Task to complete ->
Print each of the entries exactly, leaving nothing out.
-- BEGIN --
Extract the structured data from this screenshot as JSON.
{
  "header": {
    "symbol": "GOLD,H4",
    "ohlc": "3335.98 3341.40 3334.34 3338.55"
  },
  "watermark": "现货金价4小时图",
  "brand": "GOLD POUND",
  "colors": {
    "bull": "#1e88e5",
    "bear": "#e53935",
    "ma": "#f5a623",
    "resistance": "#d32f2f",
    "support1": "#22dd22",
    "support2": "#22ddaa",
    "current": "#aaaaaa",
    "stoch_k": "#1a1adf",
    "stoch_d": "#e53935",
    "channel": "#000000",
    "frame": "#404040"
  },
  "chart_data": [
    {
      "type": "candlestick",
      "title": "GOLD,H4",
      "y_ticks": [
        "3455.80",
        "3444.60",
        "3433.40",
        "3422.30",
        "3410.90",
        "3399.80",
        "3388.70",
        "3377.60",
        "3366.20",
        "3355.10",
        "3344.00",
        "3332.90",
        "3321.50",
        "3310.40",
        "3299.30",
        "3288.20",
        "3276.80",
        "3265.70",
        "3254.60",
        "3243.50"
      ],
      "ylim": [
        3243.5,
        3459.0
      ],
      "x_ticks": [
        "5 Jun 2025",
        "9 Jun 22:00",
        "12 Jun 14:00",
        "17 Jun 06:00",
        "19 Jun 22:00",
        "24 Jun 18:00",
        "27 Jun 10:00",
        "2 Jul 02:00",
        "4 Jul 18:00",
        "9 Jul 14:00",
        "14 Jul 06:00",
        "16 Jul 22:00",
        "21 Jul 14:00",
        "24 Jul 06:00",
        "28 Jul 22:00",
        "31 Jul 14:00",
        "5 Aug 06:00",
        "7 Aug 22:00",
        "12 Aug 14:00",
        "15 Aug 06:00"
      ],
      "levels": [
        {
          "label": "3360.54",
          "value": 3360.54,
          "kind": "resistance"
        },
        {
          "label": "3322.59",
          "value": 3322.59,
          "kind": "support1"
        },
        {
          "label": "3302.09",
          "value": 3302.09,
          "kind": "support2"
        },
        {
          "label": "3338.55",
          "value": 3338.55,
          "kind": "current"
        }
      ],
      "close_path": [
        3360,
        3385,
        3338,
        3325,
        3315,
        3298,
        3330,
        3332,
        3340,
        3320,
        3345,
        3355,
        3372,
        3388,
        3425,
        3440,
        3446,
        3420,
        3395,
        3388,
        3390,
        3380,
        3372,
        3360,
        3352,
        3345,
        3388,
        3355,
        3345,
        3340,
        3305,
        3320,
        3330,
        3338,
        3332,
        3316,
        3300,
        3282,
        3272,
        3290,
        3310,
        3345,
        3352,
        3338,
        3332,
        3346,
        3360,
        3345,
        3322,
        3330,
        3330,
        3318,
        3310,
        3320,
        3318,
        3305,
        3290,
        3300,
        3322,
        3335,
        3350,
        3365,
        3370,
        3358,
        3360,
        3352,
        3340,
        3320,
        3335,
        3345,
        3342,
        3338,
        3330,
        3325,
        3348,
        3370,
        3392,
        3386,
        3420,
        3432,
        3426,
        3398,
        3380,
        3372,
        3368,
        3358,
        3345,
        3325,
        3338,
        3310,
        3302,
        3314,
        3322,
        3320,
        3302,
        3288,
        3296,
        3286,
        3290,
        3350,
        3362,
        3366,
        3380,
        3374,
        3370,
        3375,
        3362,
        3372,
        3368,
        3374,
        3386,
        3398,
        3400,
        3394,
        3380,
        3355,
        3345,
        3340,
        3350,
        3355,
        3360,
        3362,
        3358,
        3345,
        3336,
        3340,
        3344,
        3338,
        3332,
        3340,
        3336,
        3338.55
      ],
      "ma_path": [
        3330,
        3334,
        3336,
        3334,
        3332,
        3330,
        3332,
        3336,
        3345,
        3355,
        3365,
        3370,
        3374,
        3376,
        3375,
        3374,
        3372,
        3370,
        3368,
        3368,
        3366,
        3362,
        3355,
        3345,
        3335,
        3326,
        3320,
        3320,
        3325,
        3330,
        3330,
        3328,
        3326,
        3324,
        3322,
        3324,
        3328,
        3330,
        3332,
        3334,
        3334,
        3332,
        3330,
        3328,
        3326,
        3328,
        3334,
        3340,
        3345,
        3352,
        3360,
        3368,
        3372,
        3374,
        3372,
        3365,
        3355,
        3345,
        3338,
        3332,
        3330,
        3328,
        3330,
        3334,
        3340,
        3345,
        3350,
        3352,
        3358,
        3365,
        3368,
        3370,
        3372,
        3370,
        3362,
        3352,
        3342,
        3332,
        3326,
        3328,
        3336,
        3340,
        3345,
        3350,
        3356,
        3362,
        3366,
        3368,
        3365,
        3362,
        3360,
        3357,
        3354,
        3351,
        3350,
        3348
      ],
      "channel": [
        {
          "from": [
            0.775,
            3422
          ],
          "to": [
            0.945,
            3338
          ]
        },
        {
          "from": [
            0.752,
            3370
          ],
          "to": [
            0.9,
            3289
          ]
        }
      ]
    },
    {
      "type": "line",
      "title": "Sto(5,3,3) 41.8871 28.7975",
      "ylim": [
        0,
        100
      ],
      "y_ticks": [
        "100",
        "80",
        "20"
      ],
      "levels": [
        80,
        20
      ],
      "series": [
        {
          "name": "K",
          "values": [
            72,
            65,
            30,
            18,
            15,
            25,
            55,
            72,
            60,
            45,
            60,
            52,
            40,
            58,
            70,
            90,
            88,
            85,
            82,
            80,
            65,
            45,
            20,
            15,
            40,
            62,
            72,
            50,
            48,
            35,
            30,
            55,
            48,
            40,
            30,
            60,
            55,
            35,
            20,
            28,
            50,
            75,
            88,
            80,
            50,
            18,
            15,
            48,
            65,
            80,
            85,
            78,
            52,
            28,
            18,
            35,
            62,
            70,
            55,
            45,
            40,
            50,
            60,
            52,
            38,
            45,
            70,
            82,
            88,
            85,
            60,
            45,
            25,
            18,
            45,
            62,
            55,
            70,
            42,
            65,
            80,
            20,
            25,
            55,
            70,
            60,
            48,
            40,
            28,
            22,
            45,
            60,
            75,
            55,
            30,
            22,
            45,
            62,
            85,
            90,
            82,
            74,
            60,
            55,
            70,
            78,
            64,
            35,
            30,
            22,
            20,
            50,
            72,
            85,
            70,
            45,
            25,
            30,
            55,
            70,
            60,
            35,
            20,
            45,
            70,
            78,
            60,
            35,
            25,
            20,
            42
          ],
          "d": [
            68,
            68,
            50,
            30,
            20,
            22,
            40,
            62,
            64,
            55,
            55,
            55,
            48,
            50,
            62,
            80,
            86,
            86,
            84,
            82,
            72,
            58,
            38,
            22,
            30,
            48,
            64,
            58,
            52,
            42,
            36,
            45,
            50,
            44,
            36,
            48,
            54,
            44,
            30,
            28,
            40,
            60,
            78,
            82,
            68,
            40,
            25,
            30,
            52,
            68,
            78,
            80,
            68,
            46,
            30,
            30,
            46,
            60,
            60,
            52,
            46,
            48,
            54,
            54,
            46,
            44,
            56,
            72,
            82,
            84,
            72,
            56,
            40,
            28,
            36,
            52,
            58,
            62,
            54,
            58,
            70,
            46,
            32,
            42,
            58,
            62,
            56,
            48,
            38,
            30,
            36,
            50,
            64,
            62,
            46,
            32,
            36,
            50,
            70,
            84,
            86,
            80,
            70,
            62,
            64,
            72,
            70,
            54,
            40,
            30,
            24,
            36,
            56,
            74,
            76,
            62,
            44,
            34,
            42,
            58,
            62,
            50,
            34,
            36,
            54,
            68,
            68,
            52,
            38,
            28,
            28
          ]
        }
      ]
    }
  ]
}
-- END --
Answer in full ->
Extract the structured data from this screenshot as JSON.
{
  "header": {
    "symbol": "GOLD,H4",
    "ohlc": "3335.98 3341.40 3334.34 3338.55"
  },
  "watermark": "现货金价4小时图",
  "brand": "GOLD POUND",
  "colors": {
    "bull": "#1e88e5",
    "bear": "#e53935",
    "ma": "#f5a623",
    "resistance": "#d32f2f",
    "support1": "#22dd22",
    "support2": "#22ddaa",
    "current": "#aaaaaa",
    "stoch_k": "#1a1adf",
    "stoch_d": "#e53935",
    "channel": "#000000",
    "frame": "#404040"
  },
  "chart_data": [
    {
      "type": "candlestick",
      "title": "GOLD,H4",
      "y_ticks": [
        "3455.80",
        "3444.60",
        "3433.40",
        "3422.30",
        "3410.90",
        "3399.80",
        "3388.70",
        "3377.60",
        "3366.20",
        "3355.10",
        "3344.00",
        "3332.90",
        "3321.50",
        "3310.40",
        "3299.30",
        "3288.20",
        "3276.80",
        "3265.70",
        "3254.60",
        "3243.50"
      ],
      "ylim": [
        3243.5,
        3459.0
      ],
      "x_ticks": [
        "5 Jun 2025",
        "9 Jun 22:00",
        "12 Jun 14:00",
        "17 Jun 06:00",
        "19 Jun 22:00",
        "24 Jun 18:00",
        "27 Jun 10:00",
        "2 Jul 02:00",
        "4 Jul 18:00",
        "9 Jul 14:00",
        "14 Jul 06:00",
        "16 Jul 22:00",
        "21 Jul 14:00",
        "24 Jul 06:00",
        "28 Jul 22:00",
        "31 Jul 14:00",
        "5 Aug 06:00",
        "7 Aug 22:00",
        "12 Aug 14:00",
        "15 Aug 06:00"
      ],
      "levels": [
        {
          "label": "3360.54",
          "value": 3360.54,
          "kind": "resistance"
        },
        {
          "label": "3322.59",
          "value": 3322.59,
          "kind": "support1"
        },
        {
          "label": "3302.09",
          "value": 3302.09,
          "kind": "support2"
        },
        {
          "label": "3338.55",
          "value": 3338.55,
          "kind": "current"
        }
      ],
      "close_path": [
        3360,
        3385,
        3338,
        3325,
        3315,
        3298,
        3330,
        3332,
        3340,
        3320,
        3345,
        3355,
        3372,
        3388,
        3425,
        3440,
        3446,
        3420,
        3395,
        3388,
        3390,
        3380,
        3372,
        3360,
        3352,
        3345,
        3388,
        3355,
        3345,
        3340,
        3305,
        3320,
        3330,
        3338,
        3332,
        3316,
        3300,
        3282,
        3272,
        3290,
        3310,
        3345,
        3352,
        3338,
        3332,
        3346,
        3360,
        3345,
        3322,
        3330,
        3330,
        3318,
        3310,
        3320,
        3318,
        3305,
        3290,
        3300,
        3322,
        3335,
        3350,
        3365,
        3370,
        3358,
        3360,
        3352,
        3340,
        3320,
        3335,
        3345,
        3342,
        3338,
        3330,
        3325,
        3348,
        3370,
        3392,
        3386,
        3420,
        3432,
        3426,
        3398,
        3380,
        3372,
        3368,
        3358,
        3345,
        3325,
        3338,
        3310,
        3302,
        3314,
        3322,
        3320,
        3302,
        3288,
        3296,
        3286,
        3290,
        3350,
        3362,
        3366,
        3380,
        3374,
        3370,
        3375,
        3362,
        3372,
        3368,
        3374,
        3386,
        3398,
        3400,
        3394,
        3380,
        3355,
        3345,
        3340,
        3350,
        3355,
        3360,
        3362,
        3358,
        3345,
        3336,
        3340,
        3344,
        3338,
        3332,
        3340,
        3336,
        3338.55
      ],
      "ma_path": [
        3330,
        3334,
        3336,
        3334,
        3332,
        3330,
        3332,
        3336,
        3345,
        3355,
        3365,
        3370,
        3374,
        3376,
        3375,
        3374,
        3372,
        3370,
        3368,
        3368,
        3366,
        3362,
        3355,
        3345,
        3335,
        3326,
        3320,
        3320,
        3325,
        3330,
        3330,
        3328,
        3326,
        3324,
        3322,
        3324,
        3328,
        3330,
        3332,
        3334,
        3334,
        3332,
        3330,
        3328,
        3326,
        3328,
        3334,
        3340,
        3345,
        3352,
        3360,
        3368,
        3372,
        3374,
        3372,
        3365,
        3355,
        3345,
        3338,
        3332,
        3330,
        3328,
        3330,
        3334,
        3340,
        3345,
        3350,
        3352,
        3358,
        3365,
        3368,
        3370,
        3372,
        3370,
        3362,
        3352,
        3342,
        3332,
        3326,
        3328,
        3336,
        3340,
        3345,
        3350,
        3356,
        3362,
        3366,
        3368,
        3365,
        3362,
        3360,
        3357,
        3354,
        3351,
        3350,
        3348
      ],
      "channel": [
        {
          "from": [
            0.775,
            3422
          ],
          "to": [
            0.945,
            3338
          ]
        },
        {
          "from": [
            0.752,
            3370
          ],
          "to": [
            0.9,
            3289
          ]
        }
      ]
    },
    {
      "type": "line",
      "title": "Sto(5,3,3) 41.8871 28.7975",
      "ylim": [
        0,
        100
      ],
      "y_ticks": [
        "100",
        "80",
        "20"
      ],
      "levels": [
        80,
        20
      ],
      "series": [
        {
          "name": "K",
          "values": [
            72,
            65,
            30,
            18,
            15,
            25,
            55,
            72,
            60,
            45,
            60,
            52,
            40,
            58,
            70,
            90,
            88,
            85,
            82,
            80,
            65,
            45,
            20,
            15,
            40,
            62,
            72,
            50,
            48,
            35,
            30,
            55,
            48,
            40,
            30,
            60,
            55,
            35,
            20,
            28,
            50,
            75,
            88,
            80,
            50,
            18,
            15,
            48,
            65,
            80,
            85,
            78,
            52,
            28,
            18,
            35,
            62,
            70,
            55,
            45,
            40,
            50,
            60,
            52,
            38,
            45,
            70,
            82,
            88,
            85,
            60,
            45,
            25,
            18,
            45,
            62,
            55,
            70,
            42,
            65,
            80,
            20,
            25,
            55,
            70,
            60,
            48,
            40,
            28,
            22,
            45,
            60,
            75,
            55,
            30,
            22,
            45,
            62,
            85,
            90,
            82,
            74,
            60,
            55,
            70,
            78,
            64,
            35,
            30,
            22,
            20,
            50,
            72,
            85,
            70,
            45,
            25,
            30,
            55,
            70,
            60,
            35,
            20,
            45,
            70,
            78,
            60,
            35,
            25,
            20,
            42
          ],
          "d": [
            68,
            68,
            50,
            30,
            20,
            22,
            40,
            62,
            64,
            55,
            55,
            55,
            48,
            50,
            62,
            80,
            86,
            86,
            84,
            82,
            72,
            58,
            38,
            22,
            30,
            48,
            64,
            58,
            52,
            42,
            36,
            45,
            50,
            44,
            36,
            48,
            54,
            44,
            30,
            28,
            40,
            60,
            78,
            82,
            68,
            40,
            25,
            30,
            52,
            68,
            78,
            80,
            68,
            46,
            30,
            30,
            46,
            60,
            60,
            52,
            46,
            48,
            54,
            54,
            46,
            44,
            56,
            72,
            82,
            84,
            72,
            56,
            40,
            28,
            36,
            52,
            58,
            62,
            54,
            58,
            70,
            46,
            32,
            42,
            58,
            62,
            56,
            48,
            38,
            30,
            36,
            50,
            64,
            62,
            46,
            32,
            36,
            50,
            70,
            84,
            86,
            80,
            70,
            62,
            64,
            72,
            70,
            54,
            40,
            30,
            24,
            36,
            56,
            74,
            76,
            62,
            44,
            34,
            42,
            58,
            62,
            50,
            34,
            36,
            54,
            68,
            68,
            52,
            38,
            28,
            28
          ]
        }
      ]
    }
  ]
}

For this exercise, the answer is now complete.